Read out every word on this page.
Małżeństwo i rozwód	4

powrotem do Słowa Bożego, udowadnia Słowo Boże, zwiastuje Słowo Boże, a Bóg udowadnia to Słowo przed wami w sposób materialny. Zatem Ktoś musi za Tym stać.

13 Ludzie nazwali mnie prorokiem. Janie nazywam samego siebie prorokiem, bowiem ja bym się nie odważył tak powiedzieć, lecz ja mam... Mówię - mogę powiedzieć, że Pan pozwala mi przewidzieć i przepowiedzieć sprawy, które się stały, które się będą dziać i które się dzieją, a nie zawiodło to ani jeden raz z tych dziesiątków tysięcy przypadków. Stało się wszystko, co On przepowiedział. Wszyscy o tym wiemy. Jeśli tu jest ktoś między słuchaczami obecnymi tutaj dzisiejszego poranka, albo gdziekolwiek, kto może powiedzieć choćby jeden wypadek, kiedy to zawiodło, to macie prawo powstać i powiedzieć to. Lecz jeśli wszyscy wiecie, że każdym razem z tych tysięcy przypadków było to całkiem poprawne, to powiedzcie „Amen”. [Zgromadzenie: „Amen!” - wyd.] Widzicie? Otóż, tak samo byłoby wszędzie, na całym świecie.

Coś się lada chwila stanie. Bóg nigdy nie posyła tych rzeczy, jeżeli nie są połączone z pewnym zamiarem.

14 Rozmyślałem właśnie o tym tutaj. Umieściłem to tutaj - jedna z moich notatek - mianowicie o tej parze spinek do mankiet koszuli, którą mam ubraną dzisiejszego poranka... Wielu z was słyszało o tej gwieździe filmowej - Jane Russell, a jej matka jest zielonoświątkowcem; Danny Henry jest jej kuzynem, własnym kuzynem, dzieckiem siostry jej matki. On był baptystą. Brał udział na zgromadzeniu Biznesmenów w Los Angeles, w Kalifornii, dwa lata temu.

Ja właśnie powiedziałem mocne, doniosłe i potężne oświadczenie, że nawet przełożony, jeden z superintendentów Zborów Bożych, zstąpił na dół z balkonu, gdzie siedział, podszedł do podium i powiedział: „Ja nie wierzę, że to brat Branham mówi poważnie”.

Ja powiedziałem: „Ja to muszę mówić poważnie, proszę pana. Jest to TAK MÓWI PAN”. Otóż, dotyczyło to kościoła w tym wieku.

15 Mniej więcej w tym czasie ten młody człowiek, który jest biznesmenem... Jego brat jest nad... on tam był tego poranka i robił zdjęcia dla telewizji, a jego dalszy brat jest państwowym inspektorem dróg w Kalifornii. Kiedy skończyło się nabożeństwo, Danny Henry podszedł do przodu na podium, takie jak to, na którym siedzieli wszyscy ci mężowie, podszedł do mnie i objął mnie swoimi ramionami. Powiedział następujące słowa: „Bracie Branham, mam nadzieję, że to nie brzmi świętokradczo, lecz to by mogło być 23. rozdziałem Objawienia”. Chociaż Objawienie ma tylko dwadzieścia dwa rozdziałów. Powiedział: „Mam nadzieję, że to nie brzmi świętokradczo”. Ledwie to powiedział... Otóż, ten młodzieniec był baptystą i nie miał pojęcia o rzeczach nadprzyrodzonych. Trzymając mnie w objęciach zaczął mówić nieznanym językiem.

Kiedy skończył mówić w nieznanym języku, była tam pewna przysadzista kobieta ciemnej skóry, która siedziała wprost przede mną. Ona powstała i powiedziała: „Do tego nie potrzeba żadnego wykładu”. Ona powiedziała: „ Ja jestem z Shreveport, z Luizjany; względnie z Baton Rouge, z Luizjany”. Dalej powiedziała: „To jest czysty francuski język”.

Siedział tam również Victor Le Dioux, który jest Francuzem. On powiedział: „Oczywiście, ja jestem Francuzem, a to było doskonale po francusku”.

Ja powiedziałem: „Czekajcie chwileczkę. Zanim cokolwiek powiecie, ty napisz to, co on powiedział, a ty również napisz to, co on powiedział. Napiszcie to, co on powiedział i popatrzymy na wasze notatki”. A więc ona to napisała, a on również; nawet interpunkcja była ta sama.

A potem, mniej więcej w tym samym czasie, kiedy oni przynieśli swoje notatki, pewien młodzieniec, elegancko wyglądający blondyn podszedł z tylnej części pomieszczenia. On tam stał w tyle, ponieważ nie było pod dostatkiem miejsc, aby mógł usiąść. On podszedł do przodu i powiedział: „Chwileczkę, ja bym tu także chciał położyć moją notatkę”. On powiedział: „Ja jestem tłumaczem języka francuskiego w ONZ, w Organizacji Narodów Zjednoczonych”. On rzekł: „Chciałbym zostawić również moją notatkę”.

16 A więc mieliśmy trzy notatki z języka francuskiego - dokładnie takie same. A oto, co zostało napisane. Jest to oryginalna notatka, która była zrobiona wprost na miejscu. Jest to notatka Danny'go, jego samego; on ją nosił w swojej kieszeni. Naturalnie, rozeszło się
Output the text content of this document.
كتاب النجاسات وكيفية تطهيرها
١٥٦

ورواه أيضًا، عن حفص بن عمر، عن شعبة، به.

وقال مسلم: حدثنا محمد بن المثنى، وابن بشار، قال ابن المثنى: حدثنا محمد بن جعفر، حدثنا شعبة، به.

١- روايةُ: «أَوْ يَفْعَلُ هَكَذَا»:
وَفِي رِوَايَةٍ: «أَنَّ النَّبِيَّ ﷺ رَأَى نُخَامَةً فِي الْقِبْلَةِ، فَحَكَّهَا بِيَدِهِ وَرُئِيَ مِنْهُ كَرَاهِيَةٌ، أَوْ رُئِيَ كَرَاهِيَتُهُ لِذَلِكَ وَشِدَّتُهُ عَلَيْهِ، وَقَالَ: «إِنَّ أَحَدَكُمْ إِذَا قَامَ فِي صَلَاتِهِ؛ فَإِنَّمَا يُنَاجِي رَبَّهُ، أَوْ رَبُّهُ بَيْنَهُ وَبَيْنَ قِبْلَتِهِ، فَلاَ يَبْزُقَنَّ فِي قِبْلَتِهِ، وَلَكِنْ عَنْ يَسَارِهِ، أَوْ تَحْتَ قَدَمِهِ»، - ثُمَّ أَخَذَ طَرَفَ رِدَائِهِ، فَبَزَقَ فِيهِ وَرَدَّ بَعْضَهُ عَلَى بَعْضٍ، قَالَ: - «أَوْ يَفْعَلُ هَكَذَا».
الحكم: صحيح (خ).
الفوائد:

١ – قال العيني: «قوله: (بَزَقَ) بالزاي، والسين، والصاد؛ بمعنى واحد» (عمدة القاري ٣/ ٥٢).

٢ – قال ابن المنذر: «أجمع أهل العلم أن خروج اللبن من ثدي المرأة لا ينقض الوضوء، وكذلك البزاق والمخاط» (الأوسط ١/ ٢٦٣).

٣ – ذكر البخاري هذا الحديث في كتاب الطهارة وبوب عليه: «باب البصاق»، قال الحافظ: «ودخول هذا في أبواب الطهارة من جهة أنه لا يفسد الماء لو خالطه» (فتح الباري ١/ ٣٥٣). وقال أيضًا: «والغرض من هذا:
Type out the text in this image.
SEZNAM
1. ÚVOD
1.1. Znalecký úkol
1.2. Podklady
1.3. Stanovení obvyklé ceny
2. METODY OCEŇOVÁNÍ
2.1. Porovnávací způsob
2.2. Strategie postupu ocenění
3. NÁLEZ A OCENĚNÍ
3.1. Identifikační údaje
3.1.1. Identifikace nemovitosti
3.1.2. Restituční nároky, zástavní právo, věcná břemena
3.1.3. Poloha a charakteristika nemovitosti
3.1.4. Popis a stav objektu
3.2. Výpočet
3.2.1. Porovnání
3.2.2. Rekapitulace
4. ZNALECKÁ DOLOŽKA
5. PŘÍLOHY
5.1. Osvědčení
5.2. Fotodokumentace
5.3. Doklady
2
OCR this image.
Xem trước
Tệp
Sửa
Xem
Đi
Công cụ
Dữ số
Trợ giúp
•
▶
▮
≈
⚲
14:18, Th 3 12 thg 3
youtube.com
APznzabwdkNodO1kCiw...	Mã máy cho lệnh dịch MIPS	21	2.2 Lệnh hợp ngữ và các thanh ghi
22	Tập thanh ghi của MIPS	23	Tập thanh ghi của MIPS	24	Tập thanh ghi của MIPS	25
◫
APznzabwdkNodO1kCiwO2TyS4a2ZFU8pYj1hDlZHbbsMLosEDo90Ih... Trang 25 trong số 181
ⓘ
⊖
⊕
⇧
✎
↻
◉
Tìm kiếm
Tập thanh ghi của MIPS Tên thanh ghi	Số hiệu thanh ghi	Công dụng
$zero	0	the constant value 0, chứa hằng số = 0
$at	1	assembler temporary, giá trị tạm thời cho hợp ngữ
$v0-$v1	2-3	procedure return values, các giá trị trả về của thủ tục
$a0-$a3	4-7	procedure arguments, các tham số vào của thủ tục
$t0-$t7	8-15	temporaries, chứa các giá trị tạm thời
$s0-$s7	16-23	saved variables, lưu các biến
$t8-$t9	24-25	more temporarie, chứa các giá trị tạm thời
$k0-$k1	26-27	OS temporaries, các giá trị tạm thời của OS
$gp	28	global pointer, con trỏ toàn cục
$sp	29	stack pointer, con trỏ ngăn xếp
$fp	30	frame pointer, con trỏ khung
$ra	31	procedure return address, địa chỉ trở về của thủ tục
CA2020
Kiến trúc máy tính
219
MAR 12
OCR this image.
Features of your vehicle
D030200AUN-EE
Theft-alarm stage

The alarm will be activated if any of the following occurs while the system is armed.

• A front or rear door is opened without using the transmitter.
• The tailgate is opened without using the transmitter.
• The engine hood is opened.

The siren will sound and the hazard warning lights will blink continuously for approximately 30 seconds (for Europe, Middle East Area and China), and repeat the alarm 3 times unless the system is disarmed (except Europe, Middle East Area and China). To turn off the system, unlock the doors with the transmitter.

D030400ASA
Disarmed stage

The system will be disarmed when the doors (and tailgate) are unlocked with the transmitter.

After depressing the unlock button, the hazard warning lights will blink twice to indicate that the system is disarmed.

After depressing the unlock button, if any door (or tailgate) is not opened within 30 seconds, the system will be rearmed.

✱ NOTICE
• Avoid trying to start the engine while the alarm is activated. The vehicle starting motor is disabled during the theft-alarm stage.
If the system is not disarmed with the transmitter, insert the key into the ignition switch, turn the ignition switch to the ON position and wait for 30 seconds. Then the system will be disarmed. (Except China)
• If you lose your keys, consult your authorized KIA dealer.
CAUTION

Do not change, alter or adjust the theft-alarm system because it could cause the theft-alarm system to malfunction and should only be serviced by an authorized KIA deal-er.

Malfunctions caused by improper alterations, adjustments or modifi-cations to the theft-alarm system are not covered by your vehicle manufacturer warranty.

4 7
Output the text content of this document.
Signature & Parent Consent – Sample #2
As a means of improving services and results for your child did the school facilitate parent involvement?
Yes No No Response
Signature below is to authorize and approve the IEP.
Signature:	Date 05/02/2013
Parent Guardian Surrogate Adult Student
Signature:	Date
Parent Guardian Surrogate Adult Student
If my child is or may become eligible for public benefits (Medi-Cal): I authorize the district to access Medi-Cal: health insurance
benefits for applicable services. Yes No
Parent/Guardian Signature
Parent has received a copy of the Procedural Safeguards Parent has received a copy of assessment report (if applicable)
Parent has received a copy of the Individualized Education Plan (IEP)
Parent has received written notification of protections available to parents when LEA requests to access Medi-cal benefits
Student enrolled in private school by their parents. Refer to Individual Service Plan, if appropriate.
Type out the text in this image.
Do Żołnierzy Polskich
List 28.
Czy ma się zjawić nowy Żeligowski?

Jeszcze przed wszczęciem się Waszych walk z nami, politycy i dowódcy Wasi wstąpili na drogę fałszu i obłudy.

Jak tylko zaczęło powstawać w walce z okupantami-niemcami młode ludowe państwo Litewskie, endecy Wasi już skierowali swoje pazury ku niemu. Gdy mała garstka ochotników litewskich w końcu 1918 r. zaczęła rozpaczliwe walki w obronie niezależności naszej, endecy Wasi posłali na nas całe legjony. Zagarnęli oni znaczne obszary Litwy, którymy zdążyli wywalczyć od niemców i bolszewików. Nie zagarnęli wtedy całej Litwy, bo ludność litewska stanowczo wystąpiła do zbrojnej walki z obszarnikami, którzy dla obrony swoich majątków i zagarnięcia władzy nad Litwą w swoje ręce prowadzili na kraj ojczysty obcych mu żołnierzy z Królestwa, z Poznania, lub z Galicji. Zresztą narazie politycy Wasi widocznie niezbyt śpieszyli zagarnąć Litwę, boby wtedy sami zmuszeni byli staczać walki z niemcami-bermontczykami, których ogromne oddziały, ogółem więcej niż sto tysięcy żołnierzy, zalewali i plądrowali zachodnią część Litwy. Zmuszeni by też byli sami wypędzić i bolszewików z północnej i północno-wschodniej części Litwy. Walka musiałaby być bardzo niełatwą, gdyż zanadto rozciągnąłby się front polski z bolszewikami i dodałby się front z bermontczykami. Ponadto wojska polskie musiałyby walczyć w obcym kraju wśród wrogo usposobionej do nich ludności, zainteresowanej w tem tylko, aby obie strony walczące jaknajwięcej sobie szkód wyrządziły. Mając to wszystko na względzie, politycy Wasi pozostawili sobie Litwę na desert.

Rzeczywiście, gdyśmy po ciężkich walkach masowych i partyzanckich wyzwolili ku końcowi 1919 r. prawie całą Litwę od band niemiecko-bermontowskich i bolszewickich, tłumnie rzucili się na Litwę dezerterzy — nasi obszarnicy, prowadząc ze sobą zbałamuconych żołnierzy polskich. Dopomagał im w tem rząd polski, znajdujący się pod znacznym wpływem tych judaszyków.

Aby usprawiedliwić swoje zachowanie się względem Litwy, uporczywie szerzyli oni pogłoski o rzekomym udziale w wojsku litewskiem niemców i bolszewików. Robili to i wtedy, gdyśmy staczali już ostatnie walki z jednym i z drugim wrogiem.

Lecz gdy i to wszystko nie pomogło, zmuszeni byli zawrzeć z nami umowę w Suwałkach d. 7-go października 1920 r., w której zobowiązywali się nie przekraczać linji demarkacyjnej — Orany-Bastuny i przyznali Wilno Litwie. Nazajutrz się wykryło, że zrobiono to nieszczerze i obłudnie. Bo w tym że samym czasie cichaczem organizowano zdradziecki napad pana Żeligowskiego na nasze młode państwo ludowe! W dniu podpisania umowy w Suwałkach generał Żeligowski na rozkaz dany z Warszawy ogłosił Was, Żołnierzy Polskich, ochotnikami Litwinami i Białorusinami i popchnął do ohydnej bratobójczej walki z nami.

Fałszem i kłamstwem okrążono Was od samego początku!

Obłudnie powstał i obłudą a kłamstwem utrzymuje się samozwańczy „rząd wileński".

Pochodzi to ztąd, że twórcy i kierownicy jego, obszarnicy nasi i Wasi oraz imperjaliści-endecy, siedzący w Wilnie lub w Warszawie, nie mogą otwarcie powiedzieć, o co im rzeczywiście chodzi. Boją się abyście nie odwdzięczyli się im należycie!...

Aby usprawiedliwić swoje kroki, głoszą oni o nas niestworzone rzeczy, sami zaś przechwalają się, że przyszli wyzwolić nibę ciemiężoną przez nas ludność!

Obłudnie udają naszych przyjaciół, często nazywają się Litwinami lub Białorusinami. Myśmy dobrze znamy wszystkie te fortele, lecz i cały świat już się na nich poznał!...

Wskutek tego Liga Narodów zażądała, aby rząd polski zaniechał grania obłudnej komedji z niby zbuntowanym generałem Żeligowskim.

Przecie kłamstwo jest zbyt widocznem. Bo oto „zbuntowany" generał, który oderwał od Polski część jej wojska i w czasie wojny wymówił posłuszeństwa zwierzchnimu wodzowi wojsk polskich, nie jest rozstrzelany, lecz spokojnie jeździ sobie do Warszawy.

Task description:
In the lines above, locate the string "child". Copy every line where it occurs.

Exercise output:
As a means of improving services and results for your child did the school facilitate parent involvement?
If my child is or may become eligible for public benefits (Medi-Cal): I authorize the district to access Medi-Cal: health insurance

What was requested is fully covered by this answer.